# THE EXERCISE:
Lines containing the word "heading" are the ones to copy from the records below.

# SUPPLIED DATA:
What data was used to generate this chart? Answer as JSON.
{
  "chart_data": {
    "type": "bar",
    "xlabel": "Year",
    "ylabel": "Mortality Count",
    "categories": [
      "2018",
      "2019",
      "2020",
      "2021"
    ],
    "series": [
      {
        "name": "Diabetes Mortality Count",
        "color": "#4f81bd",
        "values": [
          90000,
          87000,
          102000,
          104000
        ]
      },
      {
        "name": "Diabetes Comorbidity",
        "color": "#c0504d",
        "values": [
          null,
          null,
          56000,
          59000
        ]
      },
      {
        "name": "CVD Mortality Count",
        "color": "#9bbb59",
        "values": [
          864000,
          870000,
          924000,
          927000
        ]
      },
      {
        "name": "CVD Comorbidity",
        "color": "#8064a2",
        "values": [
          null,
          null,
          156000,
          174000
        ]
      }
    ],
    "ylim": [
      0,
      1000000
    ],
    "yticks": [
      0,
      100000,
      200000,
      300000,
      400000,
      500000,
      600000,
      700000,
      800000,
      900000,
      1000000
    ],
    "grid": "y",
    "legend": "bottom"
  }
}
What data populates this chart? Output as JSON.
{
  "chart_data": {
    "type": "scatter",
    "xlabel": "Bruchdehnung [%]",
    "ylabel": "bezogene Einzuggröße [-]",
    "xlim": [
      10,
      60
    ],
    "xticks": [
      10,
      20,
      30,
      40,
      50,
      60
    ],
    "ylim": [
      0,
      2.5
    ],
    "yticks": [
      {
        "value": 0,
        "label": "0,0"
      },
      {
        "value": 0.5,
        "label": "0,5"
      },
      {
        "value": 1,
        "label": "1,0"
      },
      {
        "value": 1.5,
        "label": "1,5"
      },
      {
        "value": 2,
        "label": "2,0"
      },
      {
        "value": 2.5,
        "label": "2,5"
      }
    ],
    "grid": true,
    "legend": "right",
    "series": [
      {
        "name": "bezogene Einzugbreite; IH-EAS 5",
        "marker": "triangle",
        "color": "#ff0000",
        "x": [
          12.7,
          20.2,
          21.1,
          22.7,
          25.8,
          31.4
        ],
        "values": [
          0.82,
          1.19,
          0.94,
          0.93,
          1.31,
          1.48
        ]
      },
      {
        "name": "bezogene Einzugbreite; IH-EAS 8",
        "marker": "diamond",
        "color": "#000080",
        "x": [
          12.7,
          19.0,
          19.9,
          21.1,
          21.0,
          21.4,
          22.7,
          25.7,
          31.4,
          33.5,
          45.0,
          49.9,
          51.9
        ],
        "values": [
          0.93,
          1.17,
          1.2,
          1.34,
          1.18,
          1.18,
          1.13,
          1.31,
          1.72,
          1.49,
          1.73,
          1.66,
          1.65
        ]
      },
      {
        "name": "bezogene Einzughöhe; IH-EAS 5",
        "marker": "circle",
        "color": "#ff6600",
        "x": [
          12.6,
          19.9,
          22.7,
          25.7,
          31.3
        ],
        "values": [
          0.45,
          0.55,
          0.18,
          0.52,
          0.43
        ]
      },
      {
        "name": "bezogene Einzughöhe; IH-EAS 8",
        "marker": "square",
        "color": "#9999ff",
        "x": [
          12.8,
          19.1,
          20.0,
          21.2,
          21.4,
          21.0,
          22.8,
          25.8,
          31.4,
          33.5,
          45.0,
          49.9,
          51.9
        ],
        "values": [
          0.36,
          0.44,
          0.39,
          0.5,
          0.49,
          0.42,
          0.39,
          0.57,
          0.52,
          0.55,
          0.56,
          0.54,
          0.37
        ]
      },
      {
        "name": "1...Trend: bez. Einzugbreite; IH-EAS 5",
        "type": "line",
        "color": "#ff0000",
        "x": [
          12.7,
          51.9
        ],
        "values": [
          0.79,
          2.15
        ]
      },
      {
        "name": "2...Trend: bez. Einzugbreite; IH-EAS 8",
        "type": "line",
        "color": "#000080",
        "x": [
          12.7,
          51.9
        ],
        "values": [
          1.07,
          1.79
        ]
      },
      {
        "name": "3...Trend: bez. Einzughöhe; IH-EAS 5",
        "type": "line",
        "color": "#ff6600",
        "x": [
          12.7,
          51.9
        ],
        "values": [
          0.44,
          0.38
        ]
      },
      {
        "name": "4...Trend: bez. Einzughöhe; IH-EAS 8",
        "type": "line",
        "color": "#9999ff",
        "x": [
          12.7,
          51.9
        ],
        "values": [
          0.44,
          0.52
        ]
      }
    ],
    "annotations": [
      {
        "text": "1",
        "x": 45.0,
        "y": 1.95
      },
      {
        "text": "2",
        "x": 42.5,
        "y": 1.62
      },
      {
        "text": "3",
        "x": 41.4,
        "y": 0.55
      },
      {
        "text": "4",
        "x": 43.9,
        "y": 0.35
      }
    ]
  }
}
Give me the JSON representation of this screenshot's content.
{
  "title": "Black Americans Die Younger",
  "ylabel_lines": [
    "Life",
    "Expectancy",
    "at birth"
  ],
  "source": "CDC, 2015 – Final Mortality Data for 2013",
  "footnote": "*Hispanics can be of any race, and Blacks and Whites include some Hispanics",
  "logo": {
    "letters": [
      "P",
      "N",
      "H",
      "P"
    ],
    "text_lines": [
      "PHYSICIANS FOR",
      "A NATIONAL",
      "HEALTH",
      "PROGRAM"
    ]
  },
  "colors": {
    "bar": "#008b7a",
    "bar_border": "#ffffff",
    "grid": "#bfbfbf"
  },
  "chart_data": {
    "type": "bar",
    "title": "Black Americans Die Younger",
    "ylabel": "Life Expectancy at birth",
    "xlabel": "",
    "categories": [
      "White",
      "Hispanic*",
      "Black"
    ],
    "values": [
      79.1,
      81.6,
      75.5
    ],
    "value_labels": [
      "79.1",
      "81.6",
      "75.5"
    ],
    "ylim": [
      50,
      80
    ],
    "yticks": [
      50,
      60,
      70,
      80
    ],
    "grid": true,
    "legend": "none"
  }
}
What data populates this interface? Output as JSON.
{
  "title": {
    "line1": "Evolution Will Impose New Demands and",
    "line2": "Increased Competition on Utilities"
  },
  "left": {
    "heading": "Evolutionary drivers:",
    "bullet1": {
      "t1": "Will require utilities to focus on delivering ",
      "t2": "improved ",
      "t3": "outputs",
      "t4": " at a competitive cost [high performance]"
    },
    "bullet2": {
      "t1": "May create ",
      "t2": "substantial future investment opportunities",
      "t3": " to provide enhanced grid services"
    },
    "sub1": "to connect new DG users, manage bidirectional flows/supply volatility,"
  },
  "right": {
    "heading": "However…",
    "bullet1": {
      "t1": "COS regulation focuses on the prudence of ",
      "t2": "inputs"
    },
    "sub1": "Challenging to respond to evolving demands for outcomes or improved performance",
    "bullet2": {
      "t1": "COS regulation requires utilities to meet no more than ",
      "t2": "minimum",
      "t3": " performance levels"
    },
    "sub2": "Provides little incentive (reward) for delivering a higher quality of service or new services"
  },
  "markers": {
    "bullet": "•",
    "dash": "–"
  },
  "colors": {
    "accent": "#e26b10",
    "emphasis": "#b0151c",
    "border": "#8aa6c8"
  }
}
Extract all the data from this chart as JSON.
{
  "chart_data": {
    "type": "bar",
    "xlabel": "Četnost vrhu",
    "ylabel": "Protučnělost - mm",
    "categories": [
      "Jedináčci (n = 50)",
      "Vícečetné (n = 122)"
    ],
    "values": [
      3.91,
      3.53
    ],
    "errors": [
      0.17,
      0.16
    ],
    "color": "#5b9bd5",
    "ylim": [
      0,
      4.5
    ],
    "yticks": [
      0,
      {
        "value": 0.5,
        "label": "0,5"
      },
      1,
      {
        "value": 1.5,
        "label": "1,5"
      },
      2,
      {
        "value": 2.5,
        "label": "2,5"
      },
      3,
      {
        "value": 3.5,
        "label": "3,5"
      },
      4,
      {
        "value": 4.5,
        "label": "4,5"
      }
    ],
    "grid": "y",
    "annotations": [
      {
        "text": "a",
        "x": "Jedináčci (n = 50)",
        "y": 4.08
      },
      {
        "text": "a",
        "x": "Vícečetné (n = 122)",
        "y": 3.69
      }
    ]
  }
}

# OUTPUT FOR THIS EXERCISE:
    "heading": "Evolutionary drivers:",
    "heading": "However…",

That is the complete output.